## OBJECTIVE
From the entries below, copy every line that holds the word "color".

## MATERIAL FOR THE TASK
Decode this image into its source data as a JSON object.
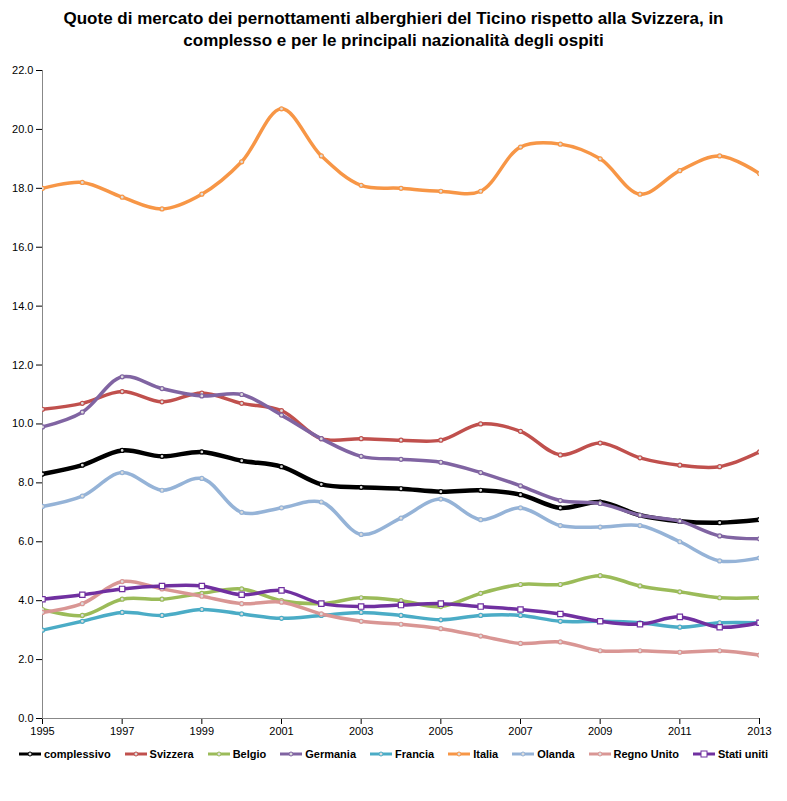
{
  "chart_data": {
    "type": "line",
    "title": "Quote di mercato dei pernottamenti alberghieri del Ticino rispetto alla Svizzera, in complesso e per le principali nazionalità degli ospiti",
    "x": [
      1995,
      1996,
      1997,
      1998,
      1999,
      2000,
      2001,
      2002,
      2003,
      2004,
      2005,
      2006,
      2007,
      2008,
      2009,
      2010,
      2011,
      2012,
      2013
    ],
    "xlim": [
      1995,
      2013
    ],
    "xticks": [
      1995,
      1997,
      1999,
      2001,
      2003,
      2005,
      2007,
      2009,
      2011,
      2013
    ],
    "ylim": [
      0,
      22
    ],
    "yticks": [
      {
        "value": 0,
        "label": "0.0"
      },
      {
        "value": 2,
        "label": "2.0"
      },
      {
        "value": 4,
        "label": "4.0"
      },
      {
        "value": 6,
        "label": "6.0"
      },
      {
        "value": 8,
        "label": "8.0"
      },
      {
        "value": 10,
        "label": "10.0"
      },
      {
        "value": 12,
        "label": "12.0"
      },
      {
        "value": 14,
        "label": "14.0"
      },
      {
        "value": 16,
        "label": "16.0"
      },
      {
        "value": 18,
        "label": "18.0"
      },
      {
        "value": 20,
        "label": "20.0"
      },
      {
        "value": 22,
        "label": "22.0"
      }
    ],
    "grid": false,
    "legend": "bottom",
    "series": [
      {
        "name": "complessivo",
        "color": "#000000",
        "marker": "circle",
        "values": [
          8.3,
          8.6,
          9.1,
          8.9,
          9.05,
          8.75,
          8.55,
          7.95,
          7.85,
          7.8,
          7.7,
          7.75,
          7.6,
          7.15,
          7.35,
          6.9,
          6.7,
          6.65,
          6.75
        ]
      },
      {
        "name": "Svizzera",
        "color": "#c0504d",
        "marker": "circle",
        "values": [
          10.5,
          10.7,
          11.1,
          10.75,
          11.05,
          10.7,
          10.45,
          9.5,
          9.5,
          9.45,
          9.45,
          10.0,
          9.75,
          8.95,
          9.35,
          8.85,
          8.6,
          8.55,
          9.05
        ]
      },
      {
        "name": "Belgio",
        "color": "#9bbb59",
        "marker": "circle",
        "values": [
          3.7,
          3.5,
          4.05,
          4.05,
          4.25,
          4.4,
          4.0,
          3.9,
          4.1,
          4.0,
          3.8,
          4.25,
          4.55,
          4.55,
          4.85,
          4.5,
          4.3,
          4.1,
          4.1
        ]
      },
      {
        "name": "Germania",
        "color": "#8064a2",
        "marker": "circle",
        "values": [
          9.9,
          10.4,
          11.6,
          11.2,
          10.95,
          11.0,
          10.3,
          9.5,
          8.9,
          8.8,
          8.7,
          8.35,
          7.9,
          7.4,
          7.3,
          6.9,
          6.7,
          6.2,
          6.1
        ]
      },
      {
        "name": "Francia",
        "color": "#4bacc6",
        "marker": "circle",
        "values": [
          3.0,
          3.3,
          3.6,
          3.5,
          3.7,
          3.55,
          3.4,
          3.5,
          3.6,
          3.5,
          3.35,
          3.5,
          3.5,
          3.3,
          3.3,
          3.25,
          3.1,
          3.25,
          3.25
        ]
      },
      {
        "name": "Italia",
        "color": "#f79646",
        "marker": "circle",
        "values": [
          18.0,
          18.2,
          17.7,
          17.3,
          17.8,
          18.9,
          20.7,
          19.1,
          18.1,
          18.0,
          17.9,
          17.9,
          19.4,
          19.5,
          19.0,
          17.8,
          18.6,
          19.1,
          18.5
        ]
      },
      {
        "name": "Olanda",
        "color": "#95b3d7",
        "marker": "circle",
        "values": [
          7.2,
          7.55,
          8.35,
          7.75,
          8.15,
          7.0,
          7.15,
          7.35,
          6.25,
          6.8,
          7.45,
          6.75,
          7.15,
          6.55,
          6.5,
          6.55,
          6.0,
          5.35,
          5.45
        ]
      },
      {
        "name": "Regno Unito",
        "color": "#d99694",
        "marker": "circle",
        "values": [
          3.6,
          3.9,
          4.65,
          4.4,
          4.15,
          3.9,
          3.95,
          3.55,
          3.3,
          3.2,
          3.05,
          2.8,
          2.55,
          2.6,
          2.3,
          2.3,
          2.25,
          2.3,
          2.15
        ]
      },
      {
        "name": "Stati uniti",
        "color": "#7030a0",
        "marker": "square",
        "values": [
          4.05,
          4.2,
          4.4,
          4.5,
          4.5,
          4.2,
          4.35,
          3.9,
          3.8,
          3.85,
          3.9,
          3.8,
          3.7,
          3.55,
          3.3,
          3.2,
          3.45,
          3.1,
          3.25
        ]
      }
    ]
  }
}
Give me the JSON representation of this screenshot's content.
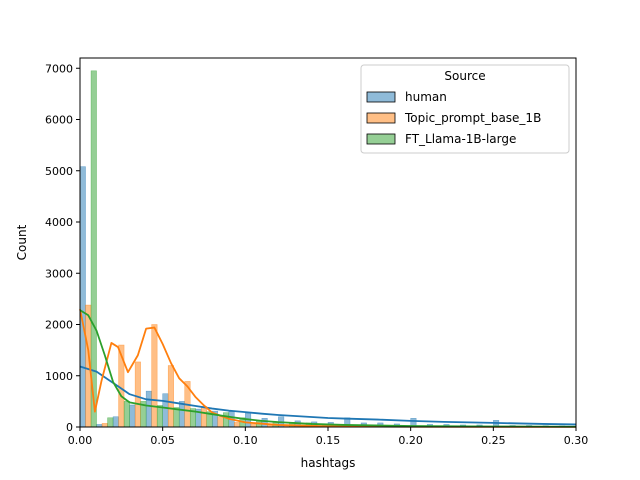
{
  "chart_data": {
    "type": "bar",
    "title": "",
    "xlabel": "hashtags",
    "ylabel": "Count",
    "xlim": [
      0,
      0.3
    ],
    "ylim": [
      0,
      7200
    ],
    "x_ticks": [
      0.0,
      0.05,
      0.1,
      0.15,
      0.2,
      0.25,
      0.3
    ],
    "x_tick_labels": [
      "0.00",
      "0.05",
      "0.10",
      "0.15",
      "0.20",
      "0.25",
      "0.30"
    ],
    "y_ticks": [
      0,
      1000,
      2000,
      3000,
      4000,
      5000,
      6000,
      7000
    ],
    "y_tick_labels": [
      "0",
      "1000",
      "2000",
      "3000",
      "4000",
      "5000",
      "6000",
      "7000"
    ],
    "grid": false,
    "legend": {
      "title": "Source",
      "placement": "top-right"
    },
    "bin_width": 0.01,
    "bin_starts": [
      0.0,
      0.01,
      0.02,
      0.03,
      0.04,
      0.05,
      0.06,
      0.07,
      0.08,
      0.09,
      0.1,
      0.11,
      0.12,
      0.13,
      0.14,
      0.15,
      0.16,
      0.17,
      0.18,
      0.19,
      0.2,
      0.21,
      0.22,
      0.23,
      0.24,
      0.25,
      0.26,
      0.27,
      0.28,
      0.29
    ],
    "series": [
      {
        "name": "human",
        "color": "#1f77b4",
        "values": [
          5080,
          50,
          200,
          430,
          700,
          650,
          500,
          350,
          310,
          300,
          270,
          170,
          200,
          120,
          100,
          90,
          180,
          80,
          80,
          60,
          170,
          50,
          50,
          40,
          40,
          130,
          30,
          30,
          25,
          20
        ],
        "kde": [
          [
            0.0,
            1180
          ],
          [
            0.01,
            1080
          ],
          [
            0.02,
            860
          ],
          [
            0.03,
            640
          ],
          [
            0.04,
            540
          ],
          [
            0.05,
            510
          ],
          [
            0.06,
            460
          ],
          [
            0.07,
            410
          ],
          [
            0.08,
            360
          ],
          [
            0.09,
            320
          ],
          [
            0.1,
            290
          ],
          [
            0.11,
            260
          ],
          [
            0.12,
            235
          ],
          [
            0.13,
            215
          ],
          [
            0.14,
            195
          ],
          [
            0.15,
            175
          ],
          [
            0.16,
            165
          ],
          [
            0.18,
            145
          ],
          [
            0.2,
            120
          ],
          [
            0.22,
            100
          ],
          [
            0.25,
            80
          ],
          [
            0.28,
            60
          ],
          [
            0.3,
            50
          ]
        ]
      },
      {
        "name": "Topic_prompt_base_1B",
        "color": "#ff7f0e",
        "values": [
          2380,
          70,
          1600,
          1270,
          2000,
          1200,
          890,
          400,
          200,
          90,
          60,
          40,
          30,
          20,
          15,
          10,
          10,
          8,
          6,
          5,
          5,
          4,
          3,
          3,
          2,
          2,
          2,
          1,
          1,
          1
        ],
        "kde": [
          [
            0.0,
            2300
          ],
          [
            0.005,
            1500
          ],
          [
            0.009,
            300
          ],
          [
            0.013,
            900
          ],
          [
            0.019,
            1640
          ],
          [
            0.023,
            1560
          ],
          [
            0.029,
            1070
          ],
          [
            0.035,
            1400
          ],
          [
            0.04,
            1920
          ],
          [
            0.045,
            1940
          ],
          [
            0.05,
            1620
          ],
          [
            0.055,
            1250
          ],
          [
            0.06,
            950
          ],
          [
            0.065,
            790
          ],
          [
            0.07,
            580
          ],
          [
            0.075,
            420
          ],
          [
            0.08,
            280
          ],
          [
            0.09,
            160
          ],
          [
            0.1,
            90
          ],
          [
            0.12,
            40
          ],
          [
            0.15,
            15
          ],
          [
            0.2,
            5
          ],
          [
            0.3,
            2
          ]
        ]
      },
      {
        "name": "FT_Llama-1B-large",
        "color": "#2ca02c",
        "values": [
          6950,
          180,
          500,
          500,
          420,
          380,
          360,
          300,
          280,
          180,
          120,
          100,
          90,
          80,
          60,
          50,
          40,
          35,
          30,
          25,
          20,
          18,
          15,
          12,
          10,
          10,
          8,
          6,
          5,
          4
        ],
        "kde": [
          [
            0.0,
            2280
          ],
          [
            0.005,
            2180
          ],
          [
            0.01,
            1880
          ],
          [
            0.015,
            1400
          ],
          [
            0.02,
            880
          ],
          [
            0.025,
            600
          ],
          [
            0.03,
            480
          ],
          [
            0.04,
            420
          ],
          [
            0.05,
            380
          ],
          [
            0.06,
            340
          ],
          [
            0.07,
            300
          ],
          [
            0.08,
            250
          ],
          [
            0.09,
            200
          ],
          [
            0.1,
            155
          ],
          [
            0.11,
            120
          ],
          [
            0.12,
            95
          ],
          [
            0.14,
            60
          ],
          [
            0.16,
            40
          ],
          [
            0.2,
            20
          ],
          [
            0.25,
            10
          ],
          [
            0.3,
            5
          ]
        ]
      }
    ]
  }
}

## RESULT OF THE EXERCISE
        "color": "#000000",
        "color": "#c0504d",
        "color": "#9bbb59",
        "color": "#8064a2",
        "color": "#4bacc6",
        "color": "#f79646",
        "color": "#95b3d7",
        "color": "#d99694",
        "color": "#7030a0",
        "color": "#1f77b4",
        "color": "#ff7f0e",
        "color": "#2ca02c",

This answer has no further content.